Aim of the task:
Reproduce, word for word, the rows that begin with the line containing "Detect and localize" and end with the line containing "data-point-marker (200, 216, 207, 223)", including both of those lines.

Spatial annotation entries:
%%

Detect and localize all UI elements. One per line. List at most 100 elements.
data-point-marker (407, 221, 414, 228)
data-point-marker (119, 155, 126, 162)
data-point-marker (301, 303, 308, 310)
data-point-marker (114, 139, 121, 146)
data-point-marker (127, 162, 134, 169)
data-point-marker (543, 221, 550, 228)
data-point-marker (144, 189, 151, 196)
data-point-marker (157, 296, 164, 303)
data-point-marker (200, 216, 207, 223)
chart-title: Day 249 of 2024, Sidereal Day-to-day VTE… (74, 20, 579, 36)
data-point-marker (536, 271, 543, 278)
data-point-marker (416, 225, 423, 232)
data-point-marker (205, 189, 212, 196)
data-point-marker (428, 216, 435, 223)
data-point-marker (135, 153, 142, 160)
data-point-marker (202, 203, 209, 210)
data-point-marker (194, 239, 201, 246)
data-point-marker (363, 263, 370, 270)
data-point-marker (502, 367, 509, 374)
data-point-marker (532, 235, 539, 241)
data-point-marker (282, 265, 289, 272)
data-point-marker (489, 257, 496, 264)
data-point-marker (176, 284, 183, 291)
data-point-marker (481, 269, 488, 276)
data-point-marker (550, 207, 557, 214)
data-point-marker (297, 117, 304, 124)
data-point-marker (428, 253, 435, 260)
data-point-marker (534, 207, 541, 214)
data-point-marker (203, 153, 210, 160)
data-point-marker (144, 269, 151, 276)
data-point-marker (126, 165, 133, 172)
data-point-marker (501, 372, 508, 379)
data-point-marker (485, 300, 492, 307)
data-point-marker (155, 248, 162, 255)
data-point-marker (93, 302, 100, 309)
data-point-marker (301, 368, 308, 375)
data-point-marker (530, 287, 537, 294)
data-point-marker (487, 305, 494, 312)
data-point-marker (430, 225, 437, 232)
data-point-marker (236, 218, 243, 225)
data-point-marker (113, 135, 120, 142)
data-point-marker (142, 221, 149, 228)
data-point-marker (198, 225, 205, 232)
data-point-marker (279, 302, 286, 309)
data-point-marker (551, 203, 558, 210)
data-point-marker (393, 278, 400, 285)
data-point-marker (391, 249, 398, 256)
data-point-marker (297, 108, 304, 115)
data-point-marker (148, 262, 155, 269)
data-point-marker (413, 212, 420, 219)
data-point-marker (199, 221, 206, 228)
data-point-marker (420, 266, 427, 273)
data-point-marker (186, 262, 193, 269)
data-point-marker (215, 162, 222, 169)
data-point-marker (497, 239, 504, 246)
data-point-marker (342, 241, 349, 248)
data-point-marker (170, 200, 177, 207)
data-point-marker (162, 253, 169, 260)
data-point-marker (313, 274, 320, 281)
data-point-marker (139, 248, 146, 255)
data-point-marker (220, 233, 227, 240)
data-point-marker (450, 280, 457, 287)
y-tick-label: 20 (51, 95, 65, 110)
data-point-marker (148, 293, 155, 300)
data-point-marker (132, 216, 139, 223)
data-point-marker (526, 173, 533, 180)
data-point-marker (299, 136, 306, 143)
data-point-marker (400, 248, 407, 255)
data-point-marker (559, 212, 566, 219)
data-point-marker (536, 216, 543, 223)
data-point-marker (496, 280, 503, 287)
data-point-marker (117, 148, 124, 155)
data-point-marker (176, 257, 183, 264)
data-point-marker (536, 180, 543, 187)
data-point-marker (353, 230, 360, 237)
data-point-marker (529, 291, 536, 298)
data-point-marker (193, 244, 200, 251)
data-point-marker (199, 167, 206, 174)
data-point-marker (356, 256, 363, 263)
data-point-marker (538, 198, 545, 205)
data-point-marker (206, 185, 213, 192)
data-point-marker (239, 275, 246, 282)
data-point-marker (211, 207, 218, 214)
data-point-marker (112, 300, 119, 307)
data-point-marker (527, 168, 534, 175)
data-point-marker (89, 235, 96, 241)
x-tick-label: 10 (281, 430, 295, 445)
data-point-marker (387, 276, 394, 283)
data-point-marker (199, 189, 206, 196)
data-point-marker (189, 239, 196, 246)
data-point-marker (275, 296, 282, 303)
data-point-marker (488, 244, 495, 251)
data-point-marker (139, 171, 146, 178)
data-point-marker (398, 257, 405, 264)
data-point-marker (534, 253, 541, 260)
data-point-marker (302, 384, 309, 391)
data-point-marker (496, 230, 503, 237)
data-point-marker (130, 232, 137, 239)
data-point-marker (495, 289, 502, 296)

%%
%%

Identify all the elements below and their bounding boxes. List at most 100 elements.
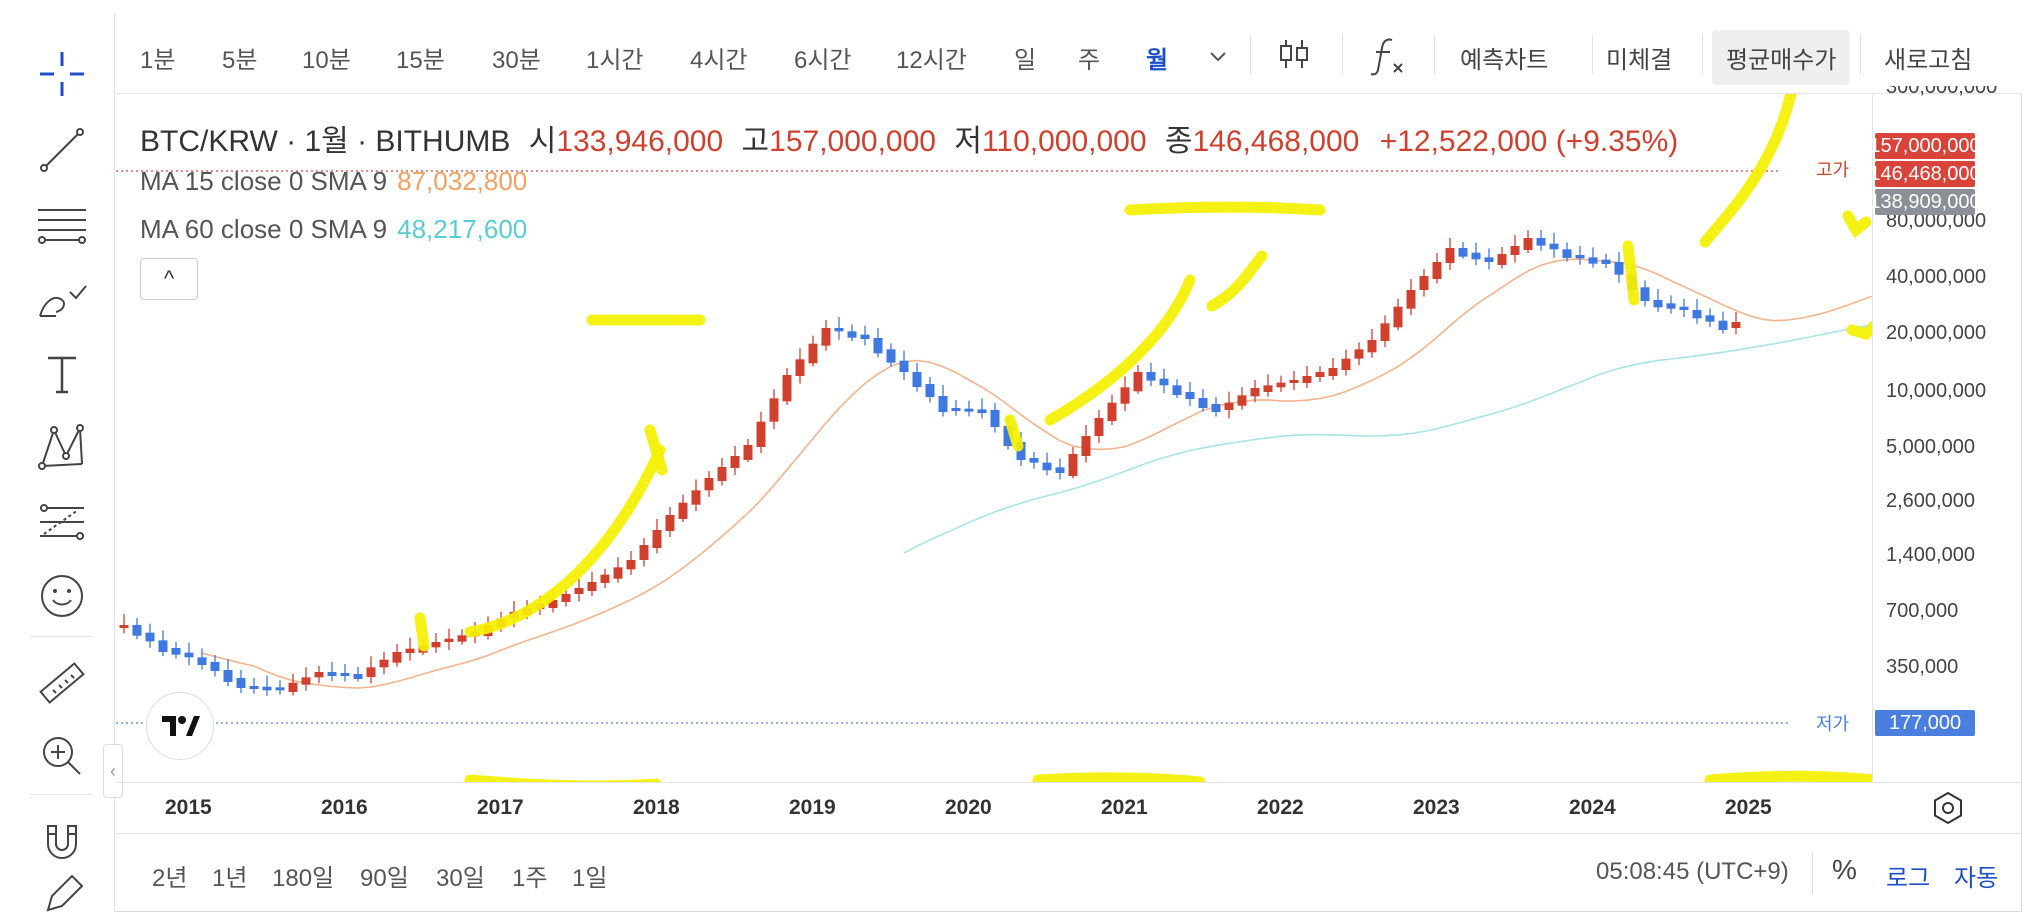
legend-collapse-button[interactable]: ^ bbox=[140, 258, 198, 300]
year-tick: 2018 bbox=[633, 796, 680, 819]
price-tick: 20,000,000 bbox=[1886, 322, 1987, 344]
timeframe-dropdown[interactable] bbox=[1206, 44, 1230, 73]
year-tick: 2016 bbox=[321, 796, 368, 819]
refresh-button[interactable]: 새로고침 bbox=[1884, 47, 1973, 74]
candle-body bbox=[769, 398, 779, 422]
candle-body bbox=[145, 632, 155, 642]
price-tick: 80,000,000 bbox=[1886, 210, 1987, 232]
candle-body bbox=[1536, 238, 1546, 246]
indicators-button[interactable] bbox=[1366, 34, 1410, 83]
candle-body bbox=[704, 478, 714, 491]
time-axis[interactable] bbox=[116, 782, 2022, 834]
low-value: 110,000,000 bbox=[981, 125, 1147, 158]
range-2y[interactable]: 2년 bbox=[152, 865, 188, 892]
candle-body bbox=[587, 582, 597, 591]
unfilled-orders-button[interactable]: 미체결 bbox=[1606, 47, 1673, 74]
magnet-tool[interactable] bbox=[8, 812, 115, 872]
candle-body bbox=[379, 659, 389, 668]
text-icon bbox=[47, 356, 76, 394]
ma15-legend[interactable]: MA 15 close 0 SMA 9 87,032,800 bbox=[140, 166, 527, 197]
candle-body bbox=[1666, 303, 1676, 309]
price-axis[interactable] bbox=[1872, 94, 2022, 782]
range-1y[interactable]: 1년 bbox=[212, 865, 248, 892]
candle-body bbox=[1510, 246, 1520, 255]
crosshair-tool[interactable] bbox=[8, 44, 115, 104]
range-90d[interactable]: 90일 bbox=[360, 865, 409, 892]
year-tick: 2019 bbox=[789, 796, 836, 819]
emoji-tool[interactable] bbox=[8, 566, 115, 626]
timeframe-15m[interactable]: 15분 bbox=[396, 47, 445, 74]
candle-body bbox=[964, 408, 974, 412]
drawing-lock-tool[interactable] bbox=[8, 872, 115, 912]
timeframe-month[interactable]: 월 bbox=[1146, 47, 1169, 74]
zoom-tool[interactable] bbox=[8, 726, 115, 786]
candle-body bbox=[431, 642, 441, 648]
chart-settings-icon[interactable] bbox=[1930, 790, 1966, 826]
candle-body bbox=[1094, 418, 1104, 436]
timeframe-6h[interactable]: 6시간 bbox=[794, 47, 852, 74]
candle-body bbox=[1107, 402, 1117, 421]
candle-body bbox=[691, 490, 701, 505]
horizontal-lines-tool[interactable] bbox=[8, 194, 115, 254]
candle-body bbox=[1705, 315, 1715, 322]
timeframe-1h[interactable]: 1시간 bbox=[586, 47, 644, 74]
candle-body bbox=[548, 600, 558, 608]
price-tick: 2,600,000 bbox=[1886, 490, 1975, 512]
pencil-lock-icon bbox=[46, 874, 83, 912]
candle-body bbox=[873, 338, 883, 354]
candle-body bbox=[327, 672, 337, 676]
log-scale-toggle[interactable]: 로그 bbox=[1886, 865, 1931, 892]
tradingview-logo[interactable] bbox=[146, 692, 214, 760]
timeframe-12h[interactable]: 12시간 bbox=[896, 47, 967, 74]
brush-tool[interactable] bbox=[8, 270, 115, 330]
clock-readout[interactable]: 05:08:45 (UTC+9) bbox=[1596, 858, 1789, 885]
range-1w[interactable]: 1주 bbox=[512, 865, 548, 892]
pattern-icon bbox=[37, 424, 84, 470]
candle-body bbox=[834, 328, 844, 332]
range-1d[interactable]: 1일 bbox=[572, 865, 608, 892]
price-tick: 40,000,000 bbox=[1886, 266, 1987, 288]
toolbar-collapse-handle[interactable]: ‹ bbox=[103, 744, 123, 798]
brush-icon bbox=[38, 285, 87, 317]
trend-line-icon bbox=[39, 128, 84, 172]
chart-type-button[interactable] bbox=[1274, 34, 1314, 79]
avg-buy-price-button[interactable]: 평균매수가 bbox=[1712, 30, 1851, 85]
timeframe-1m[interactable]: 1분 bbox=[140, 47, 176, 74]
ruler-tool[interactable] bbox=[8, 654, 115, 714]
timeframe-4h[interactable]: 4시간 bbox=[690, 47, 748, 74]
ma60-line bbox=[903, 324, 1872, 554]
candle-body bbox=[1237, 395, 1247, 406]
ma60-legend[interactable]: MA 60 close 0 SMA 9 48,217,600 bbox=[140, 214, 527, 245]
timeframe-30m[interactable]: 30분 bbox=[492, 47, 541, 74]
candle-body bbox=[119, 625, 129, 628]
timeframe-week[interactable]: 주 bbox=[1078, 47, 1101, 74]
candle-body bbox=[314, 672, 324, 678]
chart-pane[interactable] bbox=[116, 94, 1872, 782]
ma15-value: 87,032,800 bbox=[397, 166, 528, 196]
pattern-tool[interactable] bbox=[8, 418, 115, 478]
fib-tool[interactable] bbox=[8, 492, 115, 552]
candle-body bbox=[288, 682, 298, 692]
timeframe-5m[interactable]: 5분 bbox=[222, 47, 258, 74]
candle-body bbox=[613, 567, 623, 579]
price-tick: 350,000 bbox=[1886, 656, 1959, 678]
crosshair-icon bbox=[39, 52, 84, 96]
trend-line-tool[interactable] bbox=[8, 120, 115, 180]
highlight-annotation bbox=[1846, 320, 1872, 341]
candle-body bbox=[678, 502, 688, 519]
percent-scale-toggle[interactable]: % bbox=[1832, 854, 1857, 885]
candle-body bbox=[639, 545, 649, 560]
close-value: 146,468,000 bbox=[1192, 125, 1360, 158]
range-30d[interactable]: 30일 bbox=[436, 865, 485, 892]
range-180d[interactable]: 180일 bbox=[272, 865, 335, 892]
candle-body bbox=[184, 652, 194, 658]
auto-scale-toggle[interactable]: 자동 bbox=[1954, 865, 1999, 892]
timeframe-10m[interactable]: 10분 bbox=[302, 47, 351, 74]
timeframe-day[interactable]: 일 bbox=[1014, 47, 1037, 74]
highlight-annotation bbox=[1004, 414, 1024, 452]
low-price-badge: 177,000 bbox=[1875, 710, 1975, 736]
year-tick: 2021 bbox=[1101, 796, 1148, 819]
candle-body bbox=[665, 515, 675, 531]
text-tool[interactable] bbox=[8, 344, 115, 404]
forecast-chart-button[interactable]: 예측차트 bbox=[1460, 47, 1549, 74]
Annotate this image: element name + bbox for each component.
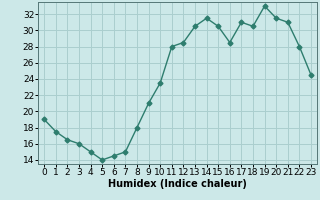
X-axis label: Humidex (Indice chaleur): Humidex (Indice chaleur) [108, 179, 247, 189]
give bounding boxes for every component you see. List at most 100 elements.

%%

Response for this exercise:
Detect and localize all UI elements. One per line. List at most 100 elements.
data-point-marker (407, 221, 414, 228)
data-point-marker (119, 155, 126, 162)
data-point-marker (301, 303, 308, 310)
data-point-marker (114, 139, 121, 146)
data-point-marker (127, 162, 134, 169)
data-point-marker (543, 221, 550, 228)
data-point-marker (144, 189, 151, 196)
data-point-marker (157, 296, 164, 303)
data-point-marker (200, 216, 207, 223)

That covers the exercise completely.